Do this
Your task is to output the listing word for word, with pictures excluded.

Collected data

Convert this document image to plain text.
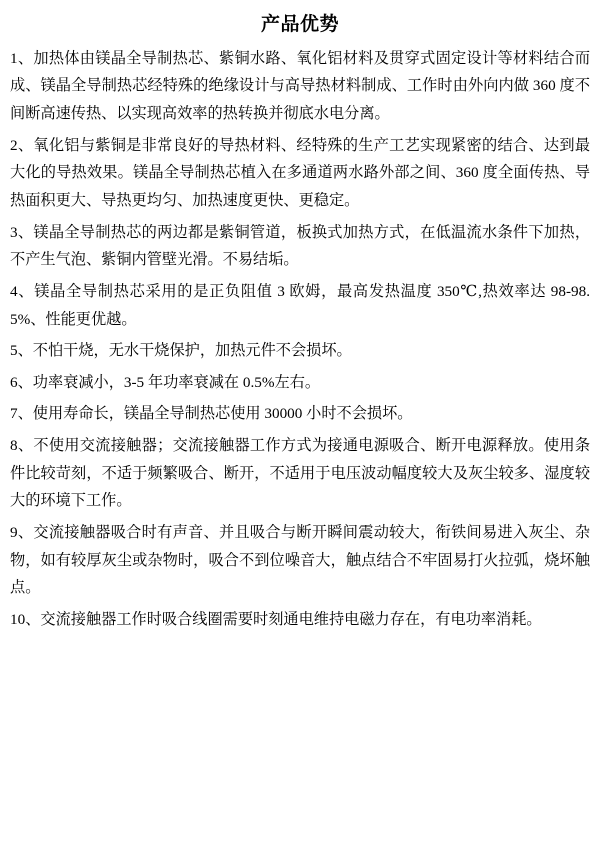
产品优势

1、加热体由镁晶全导制热芯、紫铜水路、氧化铝材料及贯穿式固定设计等材料结合而成、镁晶全导制热芯经特殊的绝缘设计与高导热材料制成、工作时由外向内做 360 度不间断高速传热、以实现高效率的热转换并彻底水电分离。

2、氧化铝与紫铜是非常良好的导热材料、经特殊的生产工艺实现紧密的结合、达到最大化的导热效果。镁晶全导制热芯植入在多通道两水路外部之间、360 度全面传热、导热面积更大、导热更均匀、加热速度更快、更稳定。

3、镁晶全导制热芯的两边都是紫铜管道，板换式加热方式，在低温流水条件下加热，不产生气泡、紫铜内管壁光滑。不易结垢。

4、镁晶全导制热芯采用的是正负阻值 3 欧姆，最高发热温度 350℃,热效率达 98-98.5%、性能更优越。

5、不怕干烧，无水干烧保护，加热元件不会损坏。

6、功率衰减小，3-5 年功率衰减在 0.5%左右。

7、使用寿命长，镁晶全导制热芯使用 30000 小时不会损坏。

8、不使用交流接触器；交流接触器工作方式为接通电源吸合、断开电源释放。使用条件比较苛刻，不适于频繁吸合、断开，不适用于电压波动幅度较大及灰尘较多、湿度较大的环境下工作。

9、交流接触器吸合时有声音、并且吸合与断开瞬间震动较大，衔铁间易进入灰尘、杂物，如有较厚灰尘或杂物时，吸合不到位噪音大，触点结合不牢固易打火拉弧，烧坏触点。

10、交流接触器工作时吸合线圈需要时刻通电维持电磁力存在，有电功率消耗。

Answer to the problem
Convert this document image to plain text.
产品优势

1、加热体由镁晶全导制热芯、紫铜水路、氧化铝材料及贯穿式固定设计等材料结合而成、镁晶全导制热芯经特殊的绝缘设计与高导热材料制成、工作时由外向内做 360 度不间断高速传热、以实现高效率的热转换并彻底水电分离。

2、氧化铝与紫铜是非常良好的导热材料、经特殊的生产工艺实现紧密的结合、达到最大化的导热效果。镁晶全导制热芯植入在多通道两水路外部之间、360 度全面传热、导热面积更大、导热更均匀、加热速度更快、更稳定。

3、镁晶全导制热芯的两边都是紫铜管道，板换式加热方式，在低温流水条件下加热，不产生气泡、紫铜内管壁光滑。不易结垢。

4、镁晶全导制热芯采用的是正负阻值 3 欧姆，最高发热温度 350℃,热效率达 98-98.5%、性能更优越。

5、不怕干烧，无水干烧保护，加热元件不会损坏。

6、功率衰减小，3-5 年功率衰减在 0.5%左右。

7、使用寿命长，镁晶全导制热芯使用 30000 小时不会损坏。

8、不使用交流接触器；交流接触器工作方式为接通电源吸合、断开电源释放。使用条件比较苛刻，不适于频繁吸合、断开，不适用于电压波动幅度较大及灰尘较多、湿度较大的环境下工作。

9、交流接触器吸合时有声音、并且吸合与断开瞬间震动较大，衔铁间易进入灰尘、杂物，如有较厚灰尘或杂物时，吸合不到位噪音大，触点结合不牢固易打火拉弧，烧坏触点。

10、交流接触器工作时吸合线圈需要时刻通电维持电磁力存在，有电功率消耗。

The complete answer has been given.